What is being asked: From the entries below, count the lines with "Letter". Write only the count.

[Saved entries]
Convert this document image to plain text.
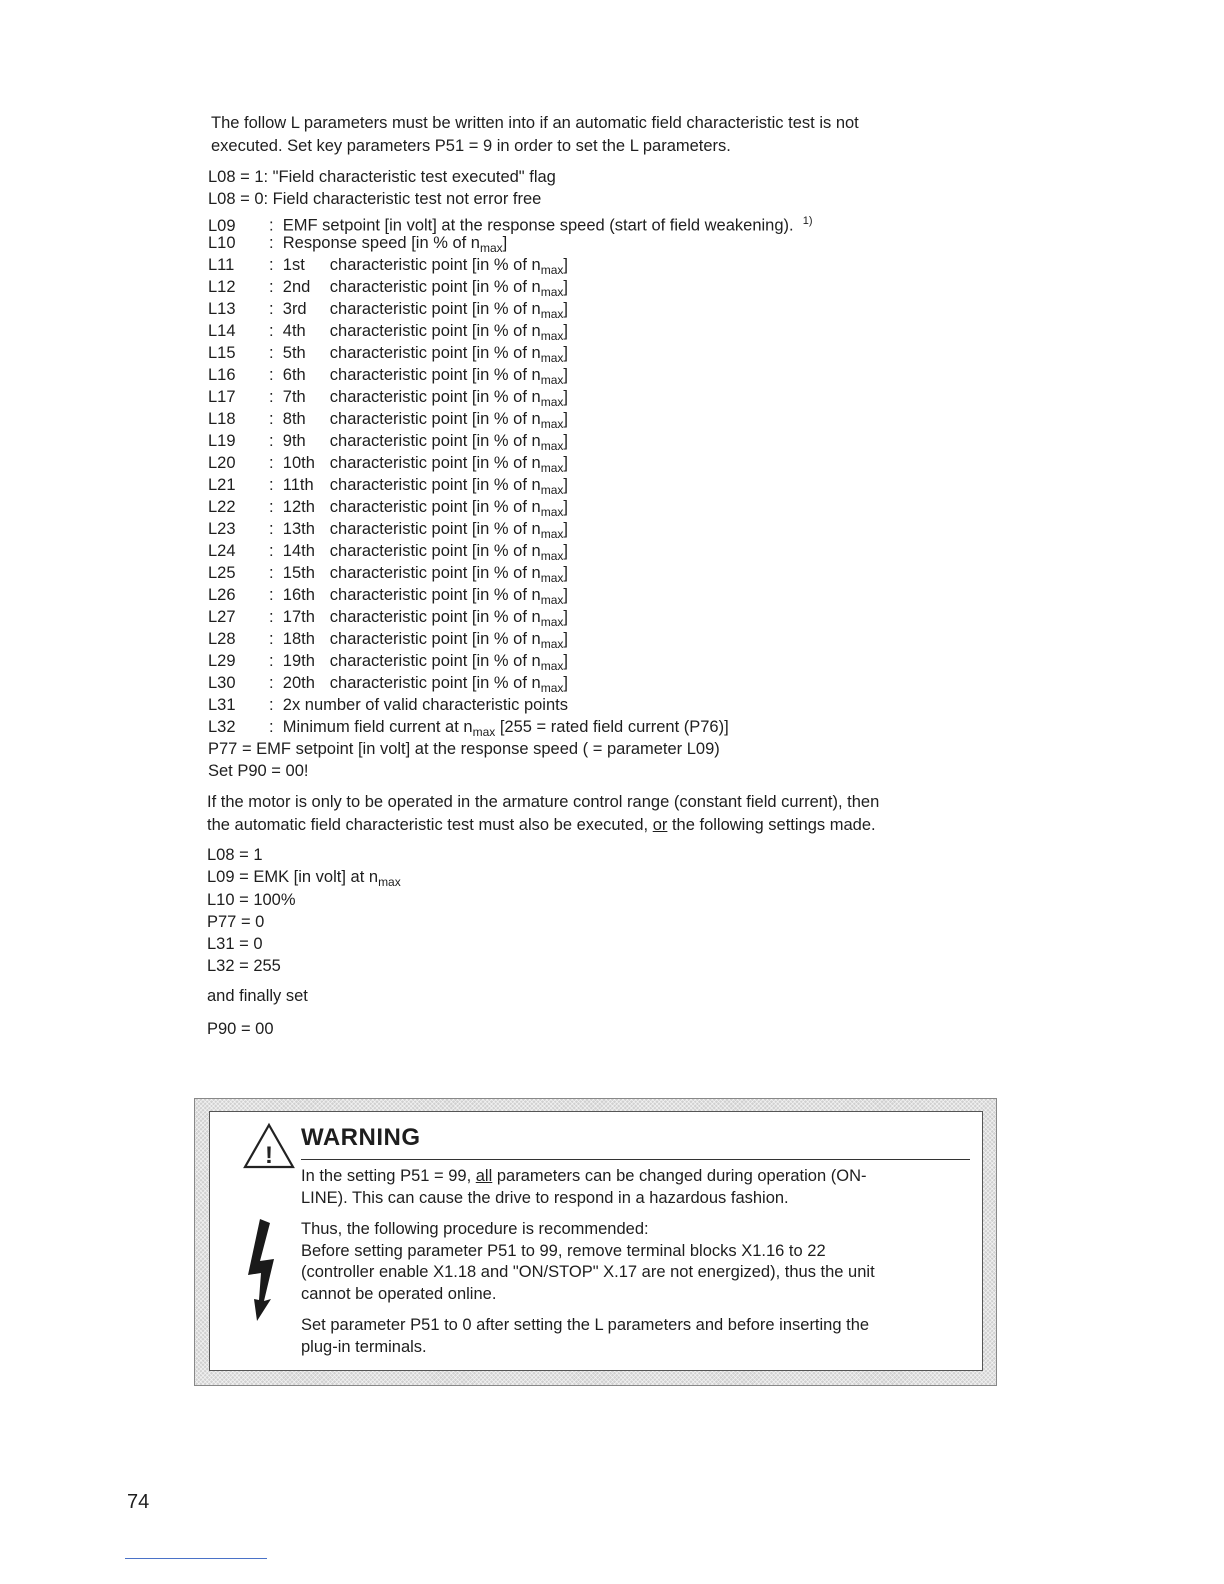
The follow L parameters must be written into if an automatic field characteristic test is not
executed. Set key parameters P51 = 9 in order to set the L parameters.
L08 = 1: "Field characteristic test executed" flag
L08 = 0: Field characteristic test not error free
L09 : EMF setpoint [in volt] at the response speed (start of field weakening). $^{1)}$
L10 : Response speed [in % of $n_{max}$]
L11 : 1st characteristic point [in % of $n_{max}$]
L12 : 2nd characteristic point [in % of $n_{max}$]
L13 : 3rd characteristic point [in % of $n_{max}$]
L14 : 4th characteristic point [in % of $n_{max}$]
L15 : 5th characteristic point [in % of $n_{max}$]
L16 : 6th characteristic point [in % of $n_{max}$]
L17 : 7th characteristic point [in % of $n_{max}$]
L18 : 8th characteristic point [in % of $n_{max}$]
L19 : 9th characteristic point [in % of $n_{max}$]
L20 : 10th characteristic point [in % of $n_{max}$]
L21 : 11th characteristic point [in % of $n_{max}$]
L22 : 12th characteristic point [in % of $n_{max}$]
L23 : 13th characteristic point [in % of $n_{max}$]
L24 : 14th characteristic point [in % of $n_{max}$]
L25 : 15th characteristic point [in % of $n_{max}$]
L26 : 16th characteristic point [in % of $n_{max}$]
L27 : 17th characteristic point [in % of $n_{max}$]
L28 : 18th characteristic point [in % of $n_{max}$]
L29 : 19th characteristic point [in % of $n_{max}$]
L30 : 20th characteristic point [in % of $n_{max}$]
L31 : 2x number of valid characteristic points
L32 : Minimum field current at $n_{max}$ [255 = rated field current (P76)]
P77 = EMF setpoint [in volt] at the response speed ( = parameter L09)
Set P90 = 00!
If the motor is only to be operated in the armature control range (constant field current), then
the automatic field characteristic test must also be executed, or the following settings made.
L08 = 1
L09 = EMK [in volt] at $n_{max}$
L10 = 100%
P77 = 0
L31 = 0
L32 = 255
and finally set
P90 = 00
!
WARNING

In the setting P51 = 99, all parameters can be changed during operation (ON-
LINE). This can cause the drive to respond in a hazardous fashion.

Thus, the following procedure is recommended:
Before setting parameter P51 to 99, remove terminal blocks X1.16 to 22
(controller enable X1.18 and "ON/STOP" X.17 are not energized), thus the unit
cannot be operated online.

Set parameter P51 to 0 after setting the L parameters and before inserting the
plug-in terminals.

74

--

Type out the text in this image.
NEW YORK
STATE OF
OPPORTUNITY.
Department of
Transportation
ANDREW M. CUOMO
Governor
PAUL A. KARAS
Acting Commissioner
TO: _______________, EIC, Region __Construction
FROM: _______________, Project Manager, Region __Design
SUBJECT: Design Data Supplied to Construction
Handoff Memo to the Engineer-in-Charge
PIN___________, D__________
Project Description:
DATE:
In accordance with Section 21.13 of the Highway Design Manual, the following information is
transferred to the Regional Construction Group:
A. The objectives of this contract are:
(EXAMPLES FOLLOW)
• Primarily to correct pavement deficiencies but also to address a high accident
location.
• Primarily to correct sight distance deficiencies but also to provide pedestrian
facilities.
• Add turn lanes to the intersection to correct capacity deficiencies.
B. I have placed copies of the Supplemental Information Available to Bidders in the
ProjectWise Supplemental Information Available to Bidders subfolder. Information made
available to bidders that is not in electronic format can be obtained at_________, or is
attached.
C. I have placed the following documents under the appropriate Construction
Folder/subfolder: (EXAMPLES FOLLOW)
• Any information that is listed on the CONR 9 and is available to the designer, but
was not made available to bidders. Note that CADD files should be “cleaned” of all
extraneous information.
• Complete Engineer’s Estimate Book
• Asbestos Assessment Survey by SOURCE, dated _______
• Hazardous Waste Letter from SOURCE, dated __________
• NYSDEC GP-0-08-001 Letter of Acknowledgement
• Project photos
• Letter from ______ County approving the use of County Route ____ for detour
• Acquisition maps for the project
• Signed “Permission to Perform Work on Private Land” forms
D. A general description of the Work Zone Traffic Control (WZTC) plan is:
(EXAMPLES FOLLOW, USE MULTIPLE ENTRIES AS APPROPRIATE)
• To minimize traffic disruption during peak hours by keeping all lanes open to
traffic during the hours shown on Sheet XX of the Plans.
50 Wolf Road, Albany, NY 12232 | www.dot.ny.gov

--

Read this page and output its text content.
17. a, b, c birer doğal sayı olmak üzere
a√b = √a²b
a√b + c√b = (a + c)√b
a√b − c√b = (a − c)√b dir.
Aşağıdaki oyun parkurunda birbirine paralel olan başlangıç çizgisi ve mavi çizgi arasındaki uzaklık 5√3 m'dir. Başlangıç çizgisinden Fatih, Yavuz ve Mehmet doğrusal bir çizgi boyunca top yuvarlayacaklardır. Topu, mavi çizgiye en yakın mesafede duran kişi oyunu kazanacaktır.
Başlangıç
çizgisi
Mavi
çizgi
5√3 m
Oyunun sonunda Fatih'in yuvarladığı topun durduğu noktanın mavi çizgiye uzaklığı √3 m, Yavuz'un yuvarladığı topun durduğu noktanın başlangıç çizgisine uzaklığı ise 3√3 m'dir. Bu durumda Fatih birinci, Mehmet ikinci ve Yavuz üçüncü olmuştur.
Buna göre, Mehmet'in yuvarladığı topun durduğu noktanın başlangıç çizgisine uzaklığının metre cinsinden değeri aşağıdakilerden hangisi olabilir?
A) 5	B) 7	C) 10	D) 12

Reply: 3